+++ GIVEN TEXT

A long time ago and far away, a Captain in the British Army retired from service and moved to an estate near Ballinrobe in Ireland. His name was Charles and he moved into Lough Mask House, a property owned by a wealthy landowner by the name of Lord Erne who was, by the way, the third Lord of Erne, and became an agent for Erne’s properties. Charles oversaw the Lord’s properties in County Mayo and collected rents. Lord Erne and other landlords of the time owned something like 99.8% of all the land and property in Ireland. The Irish were not entirely happy with this arrangement.
By all accounts, Charles, our retired captain, was a bit of a control freak and sought to enforce the ‘divine rights’ of the landowners, in particular those of Lord Erne, by increasingly strict rules, financial penalties for minor infractions, and forced evictions. Eventually, the good people of County Mayo went on strike and began a campaign to effectively ostracize Charles from the community in which he lived. James Redpath called it “social excommunication”. The captain’s full name, I should probably mention, was Charles Cunningham Boycott. It’s from him that we get the word, “boycott”.
Over the decades and into the 21st century, boycotts have become increasingly complex affairs but. As large corporations swallow up smaller companies who have themselves swallowed up others, the trail of who owns who becomes murkier all the time. You may decide to boycott one particular product, but that product may be owned by a company that is owned by a shell corporation that is itself owned by a numbered corporation in a foreign country.

++++++

Please list every person named in the text on the origin of the word "boycott".

+++ DATASET RECORDS

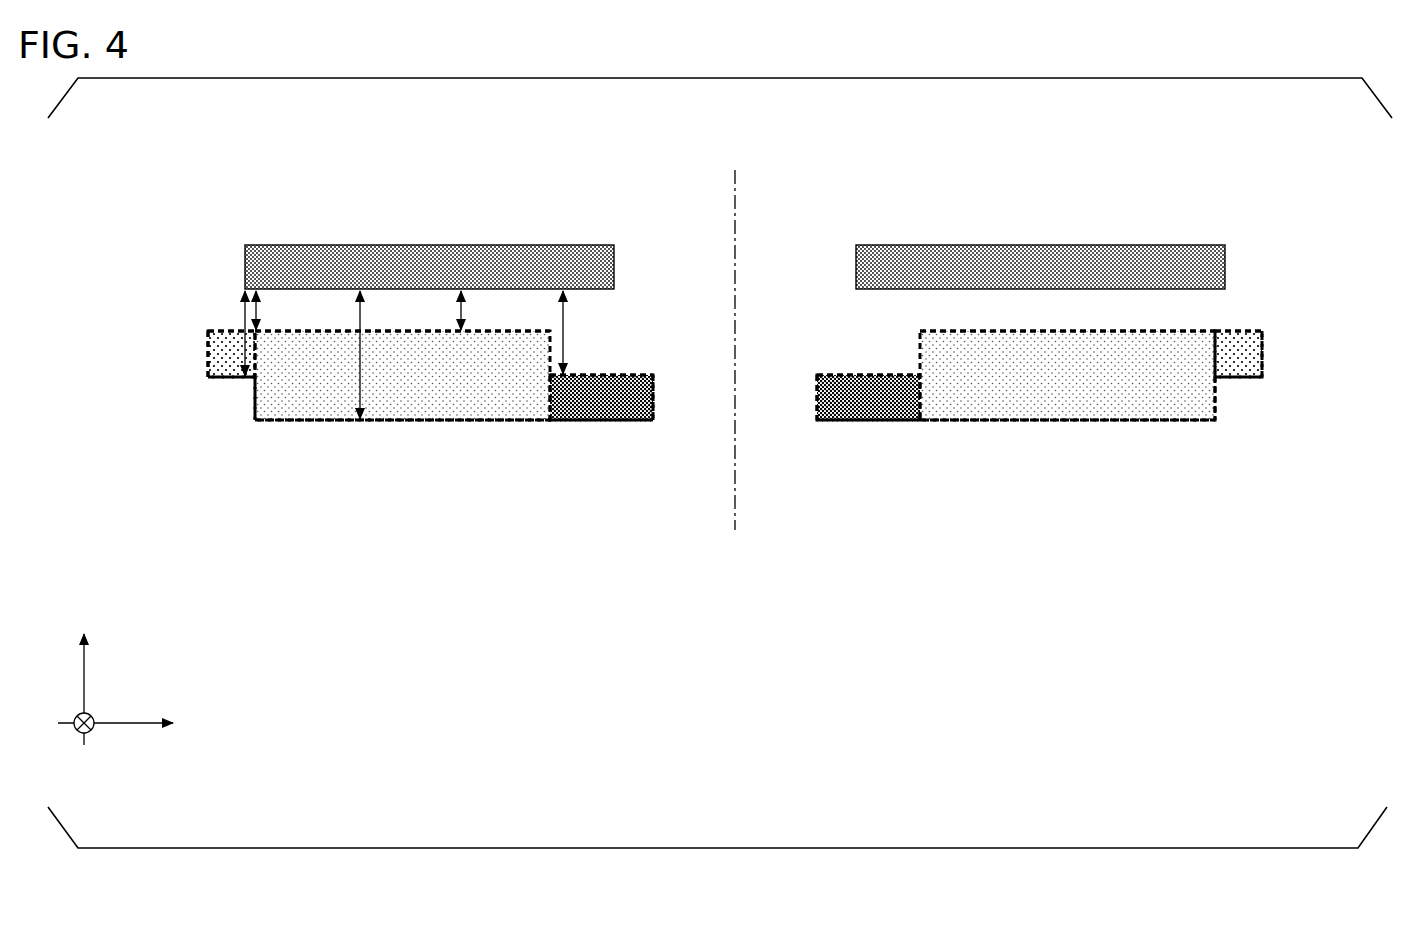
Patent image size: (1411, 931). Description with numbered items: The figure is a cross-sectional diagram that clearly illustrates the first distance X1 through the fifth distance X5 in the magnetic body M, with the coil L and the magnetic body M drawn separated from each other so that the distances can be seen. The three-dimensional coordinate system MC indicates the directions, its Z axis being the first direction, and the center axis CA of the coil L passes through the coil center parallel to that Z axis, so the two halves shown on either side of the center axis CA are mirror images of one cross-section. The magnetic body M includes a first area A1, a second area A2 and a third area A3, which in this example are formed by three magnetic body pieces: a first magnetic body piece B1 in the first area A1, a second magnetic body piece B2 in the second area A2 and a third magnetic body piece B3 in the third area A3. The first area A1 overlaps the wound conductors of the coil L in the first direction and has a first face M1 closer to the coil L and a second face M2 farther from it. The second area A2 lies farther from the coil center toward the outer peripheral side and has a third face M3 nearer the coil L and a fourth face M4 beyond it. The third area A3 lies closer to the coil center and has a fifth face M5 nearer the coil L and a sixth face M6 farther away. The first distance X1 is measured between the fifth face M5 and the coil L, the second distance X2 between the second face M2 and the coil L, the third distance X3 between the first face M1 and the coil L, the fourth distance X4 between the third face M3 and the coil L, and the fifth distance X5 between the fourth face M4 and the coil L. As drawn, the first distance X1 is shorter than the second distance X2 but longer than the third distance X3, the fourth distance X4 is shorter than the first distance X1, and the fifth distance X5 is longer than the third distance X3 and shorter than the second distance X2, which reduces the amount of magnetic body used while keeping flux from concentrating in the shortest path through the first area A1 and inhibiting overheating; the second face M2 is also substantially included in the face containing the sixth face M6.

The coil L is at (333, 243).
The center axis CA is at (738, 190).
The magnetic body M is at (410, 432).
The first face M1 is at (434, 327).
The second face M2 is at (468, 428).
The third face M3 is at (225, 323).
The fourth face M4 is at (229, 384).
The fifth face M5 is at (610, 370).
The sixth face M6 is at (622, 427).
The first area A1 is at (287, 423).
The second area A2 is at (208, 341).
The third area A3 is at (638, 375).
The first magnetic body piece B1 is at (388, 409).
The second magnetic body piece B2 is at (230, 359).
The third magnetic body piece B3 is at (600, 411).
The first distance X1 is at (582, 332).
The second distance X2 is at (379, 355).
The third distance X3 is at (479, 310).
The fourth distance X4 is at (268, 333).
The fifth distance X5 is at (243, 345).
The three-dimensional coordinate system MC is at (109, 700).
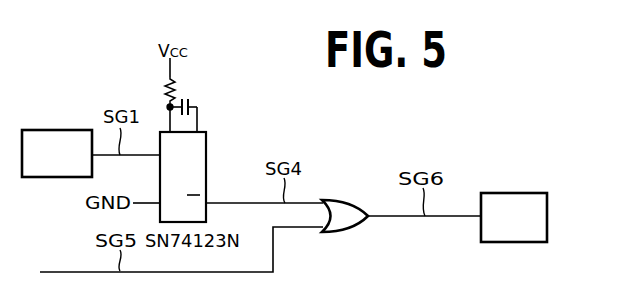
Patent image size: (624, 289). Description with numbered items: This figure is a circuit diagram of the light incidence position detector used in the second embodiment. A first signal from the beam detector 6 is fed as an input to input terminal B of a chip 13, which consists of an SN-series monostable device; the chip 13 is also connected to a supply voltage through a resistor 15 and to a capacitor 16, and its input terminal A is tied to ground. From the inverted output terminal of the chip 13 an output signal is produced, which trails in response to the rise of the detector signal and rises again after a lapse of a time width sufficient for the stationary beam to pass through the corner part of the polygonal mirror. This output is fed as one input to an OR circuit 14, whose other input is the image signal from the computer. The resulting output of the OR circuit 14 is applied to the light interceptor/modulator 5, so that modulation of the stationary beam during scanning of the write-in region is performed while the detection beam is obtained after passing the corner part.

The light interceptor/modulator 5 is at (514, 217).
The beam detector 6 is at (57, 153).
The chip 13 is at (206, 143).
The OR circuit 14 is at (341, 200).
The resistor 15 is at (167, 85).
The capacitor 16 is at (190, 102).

++++++

OUTPUT OF THE TASK:
- Charles Cunningham Boycott
- Lord Erne
- James Redpath